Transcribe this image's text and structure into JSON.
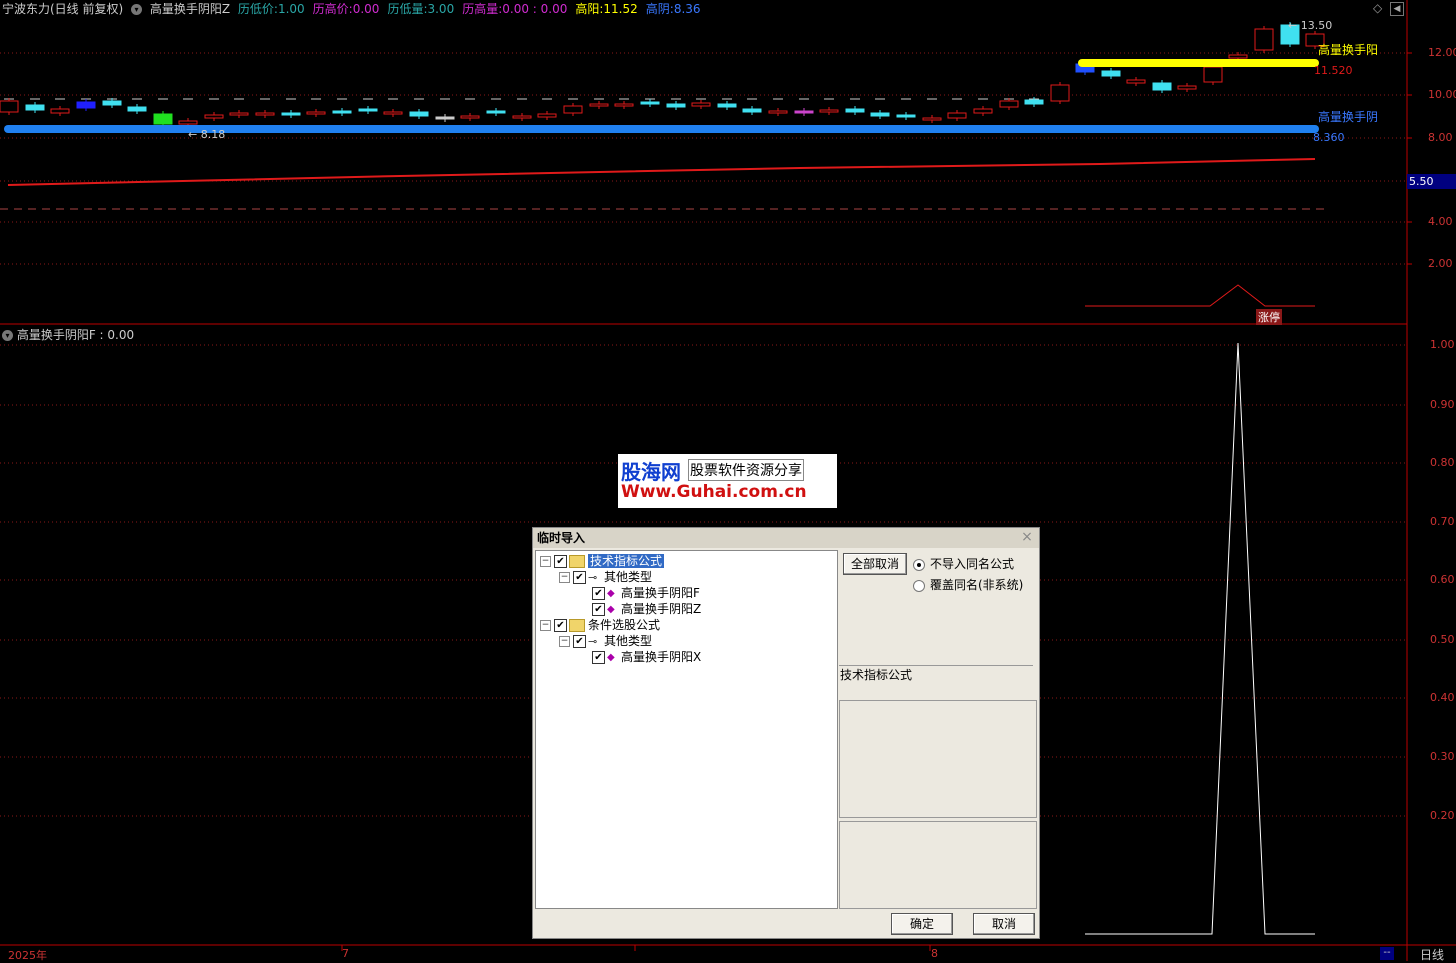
{
  "header": {
    "stock": "宁波东力(日线 前复权)",
    "indicator": "高量换手阴阳Z",
    "items": [
      {
        "label": "历低价:",
        "value": "1.00",
        "color": "#2aa6a6"
      },
      {
        "label": "历高价:",
        "value": "0.00",
        "color": "#d02cd0"
      },
      {
        "label": "历低量:",
        "value": "3.00",
        "color": "#2aa6a6"
      },
      {
        "label": "历高量:",
        "value": "0.00 : 0.00",
        "color": "#d02cd0"
      },
      {
        "label": "高阳:",
        "value": "11.52",
        "color": "#ffff00"
      },
      {
        "label": "高阴:",
        "value": "8.36",
        "color": "#3a78ff"
      }
    ]
  },
  "price_axis": [
    "12.00",
    "10.00",
    "8.00",
    "5.50",
    "4.00",
    "2.00"
  ],
  "price_markers": {
    "high": "13.50",
    "yang_label": "高量换手阳",
    "yang_value": "11.520",
    "yin_label": "高量换手阴",
    "yin_value": "8.360",
    "low_marker": "8.18",
    "zhangting": "涨停"
  },
  "sub_panel": {
    "title": "高量换手阴阳F : 0.00",
    "axis": [
      "1.00",
      "0.90",
      "0.80",
      "0.70",
      "0.60",
      "0.50",
      "0.40",
      "0.30",
      "0.20"
    ]
  },
  "time_axis": {
    "labels": [
      "2025年",
      "7",
      "8"
    ],
    "period": "日线",
    "dashes": "--"
  },
  "watermark": {
    "line1": "股海网",
    "line1b": "股票软件资源分享",
    "line2": "Www.Guhai.com.cn"
  },
  "dialog": {
    "title": "临时导入",
    "close": "×",
    "tree": [
      {
        "level": 0,
        "expander": "−",
        "checked": true,
        "icon": "folder",
        "label": "技术指标公式",
        "selected": true
      },
      {
        "level": 1,
        "expander": "−",
        "checked": true,
        "icon": "key",
        "label": "其他类型",
        "selected": false
      },
      {
        "level": 2,
        "expander": "",
        "checked": true,
        "icon": "formula",
        "label": "高量换手阴阳F",
        "selected": false
      },
      {
        "level": 2,
        "expander": "",
        "checked": true,
        "icon": "formula",
        "label": "高量换手阴阳Z",
        "selected": false
      },
      {
        "level": 0,
        "expander": "−",
        "checked": true,
        "icon": "folder",
        "label": "条件选股公式",
        "selected": false
      },
      {
        "level": 1,
        "expander": "−",
        "checked": true,
        "icon": "key",
        "label": "其他类型",
        "selected": false
      },
      {
        "level": 2,
        "expander": "",
        "checked": true,
        "icon": "formula",
        "label": "高量换手阴阳X",
        "selected": false
      }
    ],
    "cancel_all": "全部取消",
    "radio_no_import": "不导入同名公式",
    "radio_overwrite": "覆盖同名(非系统)",
    "info_label": "技术指标公式",
    "ok": "确定",
    "cancel": "取消"
  }
}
▬▬▬
### Short exercise
Omit the pictures and output all of the other material exactly.

### Response for this exercise
Transcribe this image's text and structure into JSON.
{
  "header": {
    "stock": "宁波东力(日线 前复权)",
    "indicator": "高量换手阴阳Z",
    "items": [
      {
        "label": "历低价:",
        "value": "1.00",
        "color": "#2aa6a6"
      },
      {
        "label": "历高价:",
        "value": "0.00",
        "color": "#d02cd0"
      },
      {
        "label": "历低量:",
        "value": "3.00",
        "color": "#2aa6a6"
      },
      {
        "label": "历高量:",
        "value": "0.00 : 0.00",
        "color": "#d02cd0"
      },
      {
        "label": "高阳:",
        "value": "11.52",
        "color": "#ffff00"
      },
      {
        "label": "高阴:",
        "value": "8.36",
        "color": "#3a78ff"
      }
    ]
  },
  "price_axis": [
    "12.00",
    "10.00",
    "8.00",
    "5.50",
    "4.00",
    "2.00"
  ],
  "price_markers": {
    "high": "13.50",
    "yang_label": "高量换手阳",
    "yang_value": "11.520",
    "yin_label": "高量换手阴",
    "yin_value": "8.360",
    "low_marker": "8.18",
    "zhangting": "涨停"
  },
  "sub_panel": {
    "title": "高量换手阴阳F : 0.00",
    "axis": [
      "1.00",
      "0.90",
      "0.80",
      "0.70",
      "0.60",
      "0.50",
      "0.40",
      "0.30",
      "0.20"
    ]
  },
  "time_axis": {
    "labels": [
      "2025年",
      "7",
      "8"
    ],
    "period": "日线",
    "dashes": "--"
  },
  "watermark": {
    "line1": "股海网",
    "line1b": "股票软件资源分享",
    "line2": "Www.Guhai.com.cn"
  },
  "dialog": {
    "title": "临时导入",
    "close": "×",
    "tree": [
      {
        "level": 0,
        "expander": "−",
        "checked": true,
        "icon": "folder",
        "label": "技术指标公式",
        "selected": true
      },
      {
        "level": 1,
        "expander": "−",
        "checked": true,
        "icon": "key",
        "label": "其他类型",
        "selected": false
      },
      {
        "level": 2,
        "expander": "",
        "checked": true,
        "icon": "formula",
        "label": "高量换手阴阳F",
        "selected": false
      },
      {
        "level": 2,
        "expander": "",
        "checked": true,
        "icon": "formula",
        "label": "高量换手阴阳Z",
        "selected": false
      },
      {
        "level": 0,
        "expander": "−",
        "checked": true,
        "icon": "folder",
        "label": "条件选股公式",
        "selected": false
      },
      {
        "level": 1,
        "expander": "−",
        "checked": true,
        "icon": "key",
        "label": "其他类型",
        "selected": false
      },
      {
        "level": 2,
        "expander": "",
        "checked": true,
        "icon": "formula",
        "label": "高量换手阴阳X",
        "selected": false
      }
    ],
    "cancel_all": "全部取消",
    "radio_no_import": "不导入同名公式",
    "radio_overwrite": "覆盖同名(非系统)",
    "info_label": "技术指标公式",
    "ok": "确定",
    "cancel": "取消"
  }
}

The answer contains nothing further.